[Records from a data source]

— start —

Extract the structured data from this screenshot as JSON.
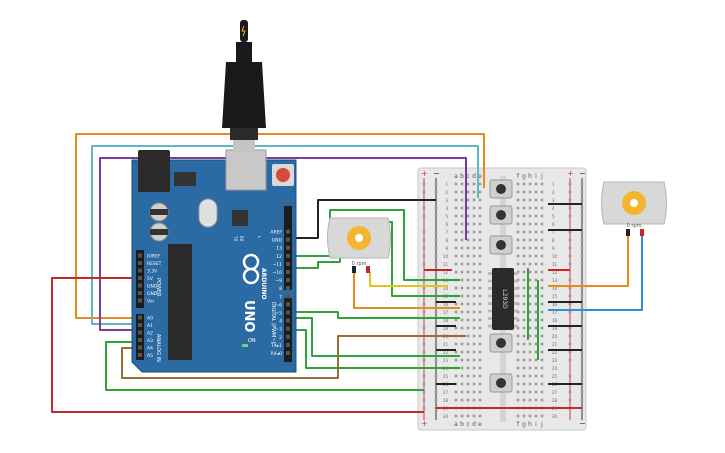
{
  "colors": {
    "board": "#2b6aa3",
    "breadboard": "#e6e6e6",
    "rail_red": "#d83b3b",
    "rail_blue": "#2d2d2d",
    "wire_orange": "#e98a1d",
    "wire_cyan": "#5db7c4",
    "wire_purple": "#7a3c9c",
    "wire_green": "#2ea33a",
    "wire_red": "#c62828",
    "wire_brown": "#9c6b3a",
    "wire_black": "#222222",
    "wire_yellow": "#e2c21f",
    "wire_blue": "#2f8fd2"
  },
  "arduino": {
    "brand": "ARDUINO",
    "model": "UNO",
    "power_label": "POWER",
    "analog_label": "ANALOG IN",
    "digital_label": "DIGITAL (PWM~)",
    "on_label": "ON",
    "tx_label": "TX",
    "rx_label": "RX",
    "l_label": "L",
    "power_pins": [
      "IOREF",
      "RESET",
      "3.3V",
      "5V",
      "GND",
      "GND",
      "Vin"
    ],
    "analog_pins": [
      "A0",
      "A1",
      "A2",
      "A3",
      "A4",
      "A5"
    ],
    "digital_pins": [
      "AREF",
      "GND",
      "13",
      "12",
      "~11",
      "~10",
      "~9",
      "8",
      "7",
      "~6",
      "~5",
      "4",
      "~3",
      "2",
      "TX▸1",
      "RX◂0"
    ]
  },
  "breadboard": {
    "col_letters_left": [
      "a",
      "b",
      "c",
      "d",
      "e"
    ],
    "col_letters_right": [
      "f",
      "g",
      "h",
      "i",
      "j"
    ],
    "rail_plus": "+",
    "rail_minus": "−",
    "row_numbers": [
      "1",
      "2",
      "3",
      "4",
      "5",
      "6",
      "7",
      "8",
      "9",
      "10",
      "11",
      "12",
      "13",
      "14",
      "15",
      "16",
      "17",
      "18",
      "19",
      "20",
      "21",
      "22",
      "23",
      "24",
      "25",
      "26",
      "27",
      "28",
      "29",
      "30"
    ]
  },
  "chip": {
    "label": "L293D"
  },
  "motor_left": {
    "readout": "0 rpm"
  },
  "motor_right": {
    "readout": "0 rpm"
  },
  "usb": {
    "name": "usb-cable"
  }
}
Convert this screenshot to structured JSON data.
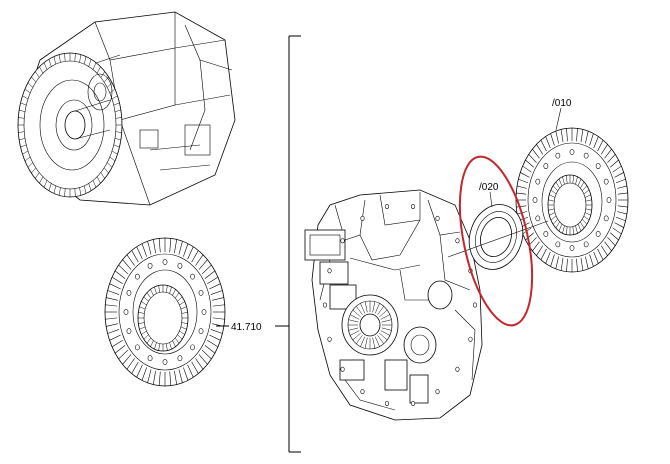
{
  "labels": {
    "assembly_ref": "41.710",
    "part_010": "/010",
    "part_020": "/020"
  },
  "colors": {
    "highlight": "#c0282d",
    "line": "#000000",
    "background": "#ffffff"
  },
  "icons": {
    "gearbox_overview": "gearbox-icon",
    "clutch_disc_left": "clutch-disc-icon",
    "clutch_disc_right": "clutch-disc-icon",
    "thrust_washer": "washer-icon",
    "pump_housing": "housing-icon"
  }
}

— end —
— start —

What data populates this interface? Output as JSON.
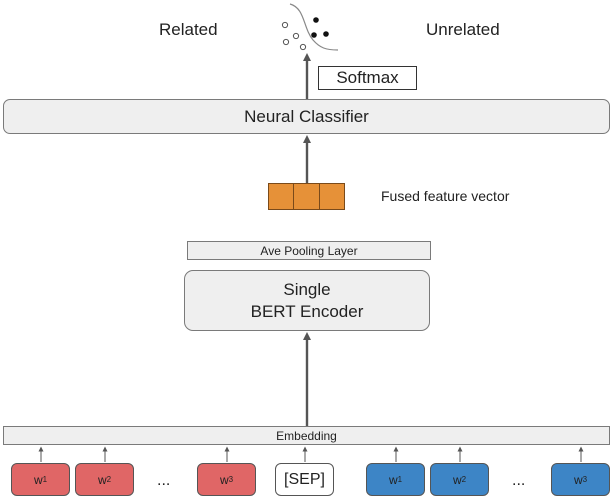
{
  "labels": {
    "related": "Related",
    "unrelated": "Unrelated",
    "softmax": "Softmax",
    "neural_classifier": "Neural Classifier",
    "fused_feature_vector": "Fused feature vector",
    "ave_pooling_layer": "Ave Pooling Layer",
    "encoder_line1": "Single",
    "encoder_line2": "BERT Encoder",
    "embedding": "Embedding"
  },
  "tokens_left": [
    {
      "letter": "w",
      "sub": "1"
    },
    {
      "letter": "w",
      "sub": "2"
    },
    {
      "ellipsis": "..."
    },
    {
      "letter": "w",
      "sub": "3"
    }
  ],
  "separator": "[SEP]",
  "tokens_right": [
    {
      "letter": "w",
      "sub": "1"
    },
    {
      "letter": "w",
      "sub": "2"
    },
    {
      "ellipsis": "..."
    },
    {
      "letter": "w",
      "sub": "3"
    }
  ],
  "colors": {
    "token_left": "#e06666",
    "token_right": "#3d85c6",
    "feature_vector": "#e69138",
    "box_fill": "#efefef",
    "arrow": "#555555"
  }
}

— end —

Problem statement =
Extract lines where the string "JSON" occurs.

Task result =
Extract the structured data from this screenshot as JSON.
Convert this screenshot to structured JSON data.
What data populates this interface? Output as JSON.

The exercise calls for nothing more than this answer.